WHAT IS REQUIRED: Reproduce all of the data exactly.

--- Start EXERCISE DATA ---

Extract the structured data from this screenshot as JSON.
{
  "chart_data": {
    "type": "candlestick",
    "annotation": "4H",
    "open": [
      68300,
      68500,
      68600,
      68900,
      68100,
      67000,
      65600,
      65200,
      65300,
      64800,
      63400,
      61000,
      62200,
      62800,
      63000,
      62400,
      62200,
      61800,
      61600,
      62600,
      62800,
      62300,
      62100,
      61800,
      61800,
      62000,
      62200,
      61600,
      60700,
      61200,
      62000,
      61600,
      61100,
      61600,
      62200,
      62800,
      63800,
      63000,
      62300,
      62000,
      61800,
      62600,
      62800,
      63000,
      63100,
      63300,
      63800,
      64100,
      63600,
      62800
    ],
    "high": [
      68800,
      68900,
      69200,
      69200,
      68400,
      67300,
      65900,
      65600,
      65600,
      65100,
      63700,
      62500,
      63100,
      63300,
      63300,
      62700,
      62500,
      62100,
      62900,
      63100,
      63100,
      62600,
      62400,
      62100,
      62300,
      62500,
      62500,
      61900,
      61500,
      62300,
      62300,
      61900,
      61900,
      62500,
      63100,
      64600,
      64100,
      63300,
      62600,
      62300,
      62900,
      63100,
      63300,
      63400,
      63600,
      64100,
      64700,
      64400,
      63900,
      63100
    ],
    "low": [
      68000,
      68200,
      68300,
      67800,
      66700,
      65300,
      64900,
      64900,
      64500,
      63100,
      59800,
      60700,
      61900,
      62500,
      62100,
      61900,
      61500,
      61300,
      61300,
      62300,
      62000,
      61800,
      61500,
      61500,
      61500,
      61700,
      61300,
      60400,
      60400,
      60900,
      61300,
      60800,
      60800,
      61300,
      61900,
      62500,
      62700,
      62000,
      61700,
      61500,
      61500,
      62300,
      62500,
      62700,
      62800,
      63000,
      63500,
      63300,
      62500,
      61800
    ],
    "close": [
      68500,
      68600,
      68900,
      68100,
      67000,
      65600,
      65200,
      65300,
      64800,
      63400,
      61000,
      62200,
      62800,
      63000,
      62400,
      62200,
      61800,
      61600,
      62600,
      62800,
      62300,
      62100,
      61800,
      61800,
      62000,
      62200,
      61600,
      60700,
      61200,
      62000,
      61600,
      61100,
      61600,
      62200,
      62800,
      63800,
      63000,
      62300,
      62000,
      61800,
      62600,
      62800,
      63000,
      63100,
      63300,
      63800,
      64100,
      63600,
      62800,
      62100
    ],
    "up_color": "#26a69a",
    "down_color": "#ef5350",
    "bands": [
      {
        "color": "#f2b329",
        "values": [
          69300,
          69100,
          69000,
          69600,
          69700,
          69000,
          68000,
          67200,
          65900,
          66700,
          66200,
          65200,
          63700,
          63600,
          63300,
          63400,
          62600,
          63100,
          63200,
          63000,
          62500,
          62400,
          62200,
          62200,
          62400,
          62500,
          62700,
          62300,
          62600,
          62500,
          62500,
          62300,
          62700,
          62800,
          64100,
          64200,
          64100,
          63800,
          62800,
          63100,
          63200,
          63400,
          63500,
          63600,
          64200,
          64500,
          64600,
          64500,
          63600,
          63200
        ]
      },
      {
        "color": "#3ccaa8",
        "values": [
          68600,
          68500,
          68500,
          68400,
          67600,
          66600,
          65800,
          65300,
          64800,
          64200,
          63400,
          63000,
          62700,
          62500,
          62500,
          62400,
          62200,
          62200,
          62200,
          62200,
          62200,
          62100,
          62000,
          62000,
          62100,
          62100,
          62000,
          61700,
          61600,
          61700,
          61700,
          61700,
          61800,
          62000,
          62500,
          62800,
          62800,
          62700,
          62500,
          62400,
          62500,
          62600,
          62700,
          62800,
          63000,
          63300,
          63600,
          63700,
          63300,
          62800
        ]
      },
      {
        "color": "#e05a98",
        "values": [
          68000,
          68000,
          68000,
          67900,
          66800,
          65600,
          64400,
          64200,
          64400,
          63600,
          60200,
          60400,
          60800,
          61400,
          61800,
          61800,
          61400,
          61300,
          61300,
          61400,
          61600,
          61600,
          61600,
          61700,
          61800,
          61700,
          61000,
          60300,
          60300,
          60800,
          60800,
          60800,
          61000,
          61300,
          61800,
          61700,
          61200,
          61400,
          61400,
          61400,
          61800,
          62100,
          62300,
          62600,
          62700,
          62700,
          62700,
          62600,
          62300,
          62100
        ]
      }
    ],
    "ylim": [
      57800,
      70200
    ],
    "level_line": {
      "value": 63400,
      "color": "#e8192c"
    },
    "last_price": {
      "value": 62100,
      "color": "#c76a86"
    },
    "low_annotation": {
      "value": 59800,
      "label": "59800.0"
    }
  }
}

--- End EXERCISE DATA ---

RESPONSE TO THIS EXERCISE:
Extract the structured data from this screenshot as JSON.
{
  "chart_data": {
    "type": "candlestick",
    "annotation": "4H",
    "open": [
      68300,
      68500,
      68600,
      68900,
      68100,
      67000,
      65600,
      65200,
      65300,
      64800,
      63400,
      61000,
      62200,
      62800,
      63000,
      62400,
      62200,
      61800,
      61600,
      62600,
      62800,
      62300,
      62100,
      61800,
      61800,
      62000,
      62200,
      61600,
      60700,
      61200,
      62000,
      61600,
      61100,
      61600,
      62200,
      62800,
      63800,
      63000,
      62300,
      62000,
      61800,
      62600,
      62800,
      63000,
      63100,
      63300,
      63800,
      64100,
      63600,
      62800
    ],
    "high": [
      68800,
      68900,
      69200,
      69200,
      68400,
      67300,
      65900,
      65600,
      65600,
      65100,
      63700,
      62500,
      63100,
      63300,
      63300,
      62700,
      62500,
      62100,
      62900,
      63100,
      63100,
      62600,
      62400,
      62100,
      62300,
      62500,
      62500,
      61900,
      61500,
      62300,
      62300,
      61900,
      61900,
      62500,
      63100,
      64600,
      64100,
      63300,
      62600,
      62300,
      62900,
      63100,
      63300,
      63400,
      63600,
      64100,
      64700,
      64400,
      63900,
      63100
    ],
    "low": [
      68000,
      68200,
      68300,
      67800,
      66700,
      65300,
      64900,
      64900,
      64500,
      63100,
      59800,
      60700,
      61900,
      62500,
      62100,
      61900,
      61500,
      61300,
      61300,
      62300,
      62000,
      61800,
      61500,
      61500,
      61500,
      61700,
      61300,
      60400,
      60400,
      60900,
      61300,
      60800,
      60800,
      61300,
      61900,
      62500,
      62700,
      62000,
      61700,
      61500,
      61500,
      62300,
      62500,
      62700,
      62800,
      63000,
      63500,
      63300,
      62500,
      61800
    ],
    "close": [
      68500,
      68600,
      68900,
      68100,
      67000,
      65600,
      65200,
      65300,
      64800,
      63400,
      61000,
      62200,
      62800,
      63000,
      62400,
      62200,
      61800,
      61600,
      62600,
      62800,
      62300,
      62100,
      61800,
      61800,
      62000,
      62200,
      61600,
      60700,
      61200,
      62000,
      61600,
      61100,
      61600,
      62200,
      62800,
      63800,
      63000,
      62300,
      62000,
      61800,
      62600,
      62800,
      63000,
      63100,
      63300,
      63800,
      64100,
      63600,
      62800,
      62100
    ],
    "up_color": "#26a69a",
    "down_color": "#ef5350",
    "bands": [
      {
        "color": "#f2b329",
        "values": [
          69300,
          69100,
          69000,
          69600,
          69700,
          69000,
          68000,
          67200,
          65900,
          66700,
          66200,
          65200,
          63700,
          63600,
          63300,
          63400,
          62600,
          63100,
          63200,
          63000,
          62500,
          62400,
          62200,
          62200,
          62400,
          62500,
          62700,
          62300,
          62600,
          62500,
          62500,
          62300,
          62700,
          62800,
          64100,
          64200,
          64100,
          63800,
          62800,
          63100,
          63200,
          63400,
          63500,
          63600,
          64200,
          64500,
          64600,
          64500,
          63600,
          63200
        ]
      },
      {
        "color": "#3ccaa8",
        "values": [
          68600,
          68500,
          68500,
          68400,
          67600,
          66600,
          65800,
          65300,
          64800,
          64200,
          63400,
          63000,
          62700,
          62500,
          62500,
          62400,
          62200,
          62200,
          62200,
          62200,
          62200,
          62100,
          62000,
          62000,
          62100,
          62100,
          62000,
          61700,
          61600,
          61700,
          61700,
          61700,
          61800,
          62000,
          62500,
          62800,
          62800,
          62700,
          62500,
          62400,
          62500,
          62600,
          62700,
          62800,
          63000,
          63300,
          63600,
          63700,
          63300,
          62800
        ]
      },
      {
        "color": "#e05a98",
        "values": [
          68000,
          68000,
          68000,
          67900,
          66800,
          65600,
          64400,
          64200,
          64400,
          63600,
          60200,
          60400,
          60800,
          61400,
          61800,
          61800,
          61400,
          61300,
          61300,
          61400,
          61600,
          61600,
          61600,
          61700,
          61800,
          61700,
          61000,
          60300,
          60300,
          60800,
          60800,
          60800,
          61000,
          61300,
          61800,
          61700,
          61200,
          61400,
          61400,
          61400,
          61800,
          62100,
          62300,
          62600,
          62700,
          62700,
          62700,
          62600,
          62300,
          62100
        ]
      }
    ],
    "ylim": [
      57800,
      70200
    ],
    "level_line": {
      "value": 63400,
      "color": "#e8192c"
    },
    "last_price": {
      "value": 62100,
      "color": "#c76a86"
    },
    "low_annotation": {
      "value": 59800,
      "label": "59800.0"
    }
  }
}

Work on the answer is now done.